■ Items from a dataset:
Content starts
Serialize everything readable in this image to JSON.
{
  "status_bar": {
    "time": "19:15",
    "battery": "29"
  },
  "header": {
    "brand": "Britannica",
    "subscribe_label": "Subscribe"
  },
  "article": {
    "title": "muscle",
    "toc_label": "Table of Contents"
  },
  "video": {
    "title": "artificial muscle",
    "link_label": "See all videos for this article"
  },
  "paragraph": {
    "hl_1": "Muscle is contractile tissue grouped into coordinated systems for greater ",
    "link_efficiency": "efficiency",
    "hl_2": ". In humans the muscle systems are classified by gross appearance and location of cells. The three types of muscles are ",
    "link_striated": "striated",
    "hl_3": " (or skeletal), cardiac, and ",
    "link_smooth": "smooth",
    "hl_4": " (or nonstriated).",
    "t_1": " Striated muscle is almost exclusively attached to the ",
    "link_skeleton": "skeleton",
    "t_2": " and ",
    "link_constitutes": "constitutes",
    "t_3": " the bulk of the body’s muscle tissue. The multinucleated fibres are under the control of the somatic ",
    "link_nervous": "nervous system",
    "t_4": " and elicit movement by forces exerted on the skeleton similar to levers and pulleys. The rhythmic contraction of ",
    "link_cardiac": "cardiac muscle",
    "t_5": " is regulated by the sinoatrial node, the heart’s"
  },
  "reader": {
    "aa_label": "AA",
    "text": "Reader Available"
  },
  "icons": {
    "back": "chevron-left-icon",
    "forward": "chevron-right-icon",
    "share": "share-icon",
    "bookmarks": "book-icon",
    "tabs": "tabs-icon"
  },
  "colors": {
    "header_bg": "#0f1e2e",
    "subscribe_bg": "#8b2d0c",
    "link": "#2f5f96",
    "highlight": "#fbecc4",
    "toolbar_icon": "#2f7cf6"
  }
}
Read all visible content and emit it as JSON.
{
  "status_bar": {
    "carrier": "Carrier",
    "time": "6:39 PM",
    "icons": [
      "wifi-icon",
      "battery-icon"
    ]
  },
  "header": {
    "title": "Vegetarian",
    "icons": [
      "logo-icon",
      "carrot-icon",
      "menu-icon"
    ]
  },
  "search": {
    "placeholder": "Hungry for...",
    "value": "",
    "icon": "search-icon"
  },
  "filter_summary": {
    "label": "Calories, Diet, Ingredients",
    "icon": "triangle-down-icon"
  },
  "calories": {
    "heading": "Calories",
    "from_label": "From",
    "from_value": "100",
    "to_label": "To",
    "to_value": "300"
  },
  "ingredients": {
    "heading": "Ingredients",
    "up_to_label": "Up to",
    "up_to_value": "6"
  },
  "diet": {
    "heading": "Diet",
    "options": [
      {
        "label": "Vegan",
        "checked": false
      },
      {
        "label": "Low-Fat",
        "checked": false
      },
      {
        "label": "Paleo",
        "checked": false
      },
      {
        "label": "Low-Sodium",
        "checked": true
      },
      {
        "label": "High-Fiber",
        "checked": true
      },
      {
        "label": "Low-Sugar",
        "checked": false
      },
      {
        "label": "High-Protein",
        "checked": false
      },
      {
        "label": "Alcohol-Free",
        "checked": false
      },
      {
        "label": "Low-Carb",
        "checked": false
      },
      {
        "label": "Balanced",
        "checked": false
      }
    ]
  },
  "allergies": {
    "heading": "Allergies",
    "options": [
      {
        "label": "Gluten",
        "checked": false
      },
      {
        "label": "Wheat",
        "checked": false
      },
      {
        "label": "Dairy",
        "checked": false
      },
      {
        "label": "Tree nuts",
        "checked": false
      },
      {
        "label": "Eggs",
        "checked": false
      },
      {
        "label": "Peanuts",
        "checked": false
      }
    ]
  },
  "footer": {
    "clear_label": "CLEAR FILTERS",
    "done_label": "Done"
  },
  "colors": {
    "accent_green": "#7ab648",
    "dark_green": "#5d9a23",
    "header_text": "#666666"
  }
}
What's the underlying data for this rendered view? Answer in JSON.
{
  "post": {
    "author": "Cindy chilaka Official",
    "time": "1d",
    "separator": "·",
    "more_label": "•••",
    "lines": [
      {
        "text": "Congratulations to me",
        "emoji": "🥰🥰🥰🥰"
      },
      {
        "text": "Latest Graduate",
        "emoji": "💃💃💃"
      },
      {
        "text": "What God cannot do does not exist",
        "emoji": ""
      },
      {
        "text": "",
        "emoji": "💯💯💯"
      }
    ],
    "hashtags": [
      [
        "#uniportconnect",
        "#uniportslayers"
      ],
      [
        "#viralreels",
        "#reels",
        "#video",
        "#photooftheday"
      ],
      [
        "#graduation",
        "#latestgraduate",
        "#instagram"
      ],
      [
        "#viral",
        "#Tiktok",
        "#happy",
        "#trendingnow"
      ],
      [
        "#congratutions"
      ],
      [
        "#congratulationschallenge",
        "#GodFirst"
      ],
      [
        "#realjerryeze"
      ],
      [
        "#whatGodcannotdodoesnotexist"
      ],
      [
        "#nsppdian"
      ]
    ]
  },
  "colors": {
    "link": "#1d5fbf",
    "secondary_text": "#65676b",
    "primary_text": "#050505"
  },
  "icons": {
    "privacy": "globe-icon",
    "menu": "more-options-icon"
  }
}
Content ends
■ ACTION ITEM: Type out the entries exactly as they appear above.

■ WRITTEN SOLUTION:
Serialize everything readable in this image to JSON.
{
  "status_bar": {
    "time": "19:15",
    "battery": "29"
  },
  "header": {
    "brand": "Britannica",
    "subscribe_label": "Subscribe"
  },
  "article": {
    "title": "muscle",
    "toc_label": "Table of Contents"
  },
  "video": {
    "title": "artificial muscle",
    "link_label": "See all videos for this article"
  },
  "paragraph": {
    "hl_1": "Muscle is contractile tissue grouped into coordinated systems for greater ",
    "link_efficiency": "efficiency",
    "hl_2": ". In humans the muscle systems are classified by gross appearance and location of cells. The three types of muscles are ",
    "link_striated": "striated",
    "hl_3": " (or skeletal), cardiac, and ",
    "link_smooth": "smooth",
    "hl_4": " (or nonstriated).",
    "t_1": " Striated muscle is almost exclusively attached to the ",
    "link_skeleton": "skeleton",
    "t_2": " and ",
    "link_constitutes": "constitutes",
    "t_3": " the bulk of the body’s muscle tissue. The multinucleated fibres are under the control of the somatic ",
    "link_nervous": "nervous system",
    "t_4": " and elicit movement by forces exerted on the skeleton similar to levers and pulleys. The rhythmic contraction of ",
    "link_cardiac": "cardiac muscle",
    "t_5": " is regulated by the sinoatrial node, the heart’s"
  },
  "reader": {
    "aa_label": "AA",
    "text": "Reader Available"
  },
  "icons": {
    "back": "chevron-left-icon",
    "forward": "chevron-right-icon",
    "share": "share-icon",
    "bookmarks": "book-icon",
    "tabs": "tabs-icon"
  },
  "colors": {
    "header_bg": "#0f1e2e",
    "subscribe_bg": "#8b2d0c",
    "link": "#2f5f96",
    "highlight": "#fbecc4",
    "toolbar_icon": "#2f7cf6"
  }
}
Read all visible content and emit it as JSON.
{
  "status_bar": {
    "carrier": "Carrier",
    "time": "6:39 PM",
    "icons": [
      "wifi-icon",
      "battery-icon"
    ]
  },
  "header": {
    "title": "Vegetarian",
    "icons": [
      "logo-icon",
      "carrot-icon",
      "menu-icon"
    ]
  },
  "search": {
    "placeholder": "Hungry for...",
    "value": "",
    "icon": "search-icon"
  },
  "filter_summary": {
    "label": "Calories, Diet, Ingredients",
    "icon": "triangle-down-icon"
  },
  "calories": {
    "heading": "Calories",
    "from_label": "From",
    "from_value": "100",
    "to_label": "To",
    "to_value": "300"
  },
  "ingredients": {
    "heading": "Ingredients",
    "up_to_label": "Up to",
    "up_to_value": "6"
  },
  "diet": {
    "heading": "Diet",
    "options": [
      {
        "label": "Vegan",
        "checked": false
      },
      {
        "label": "Low-Fat",
        "checked": false
      },
      {
        "label": "Paleo",
        "checked": false
      },
      {
        "label": "Low-Sodium",
        "checked": true
      },
      {
        "label": "High-Fiber",
        "checked": true
      },
      {
        "label": "Low-Sugar",
        "checked": false
      },
      {
        "label": "High-Protein",
        "checked": false
      },
      {
        "label": "Alcohol-Free",
        "checked": false
      },
      {
        "label": "Low-Carb",
        "checked": false
      },
      {
        "label": "Balanced",
        "checked": false
      }
    ]
  },
  "allergies": {
    "heading": "Allergies",
    "options": [
      {
        "label": "Gluten",
        "checked": false
      },
      {
        "label": "Wheat",
        "checked": false
      },
      {
        "label": "Dairy",
        "checked": false
      },
      {
        "label": "Tree nuts",
        "checked": false
      },
      {
        "label": "Eggs",
        "checked": false
      },
      {
        "label": "Peanuts",
        "checked": false
      }
    ]
  },
  "footer": {
    "clear_label": "CLEAR FILTERS",
    "done_label": "Done"
  },
  "colors": {
    "accent_green": "#7ab648",
    "dark_green": "#5d9a23",
    "header_text": "#666666"
  }
}
What's the underlying data for this rendered view? Answer in JSON.
{
  "post": {
    "author": "Cindy chilaka Official",
    "time": "1d",
    "separator": "·",
    "more_label": "•••",
    "lines": [
      {
        "text": "Congratulations to me",
        "emoji": "🥰🥰🥰🥰"
      },
      {
        "text": "Latest Graduate",
        "emoji": "💃💃💃"
      },
      {
        "text": "What God cannot do does not exist",
        "emoji": ""
      },
      {
        "text": "",
        "emoji": "💯💯💯"
      }
    ],
    "hashtags": [
      [
        "#uniportconnect",
        "#uniportslayers"
      ],
      [
        "#viralreels",
        "#reels",
        "#video",
        "#photooftheday"
      ],
      [
        "#graduation",
        "#latestgraduate",
        "#instagram"
      ],
      [
        "#viral",
        "#Tiktok",
        "#happy",
        "#trendingnow"
      ],
      [
        "#congratutions"
      ],
      [
        "#congratulationschallenge",
        "#GodFirst"
      ],
      [
        "#realjerryeze"
      ],
      [
        "#whatGodcannotdodoesnotexist"
      ],
      [
        "#nsppdian"
      ]
    ]
  },
  "colors": {
    "link": "#1d5fbf",
    "secondary_text": "#65676b",
    "primary_text": "#050505"
  },
  "icons": {
    "privacy": "globe-icon",
    "menu": "more-options-icon"
  }
}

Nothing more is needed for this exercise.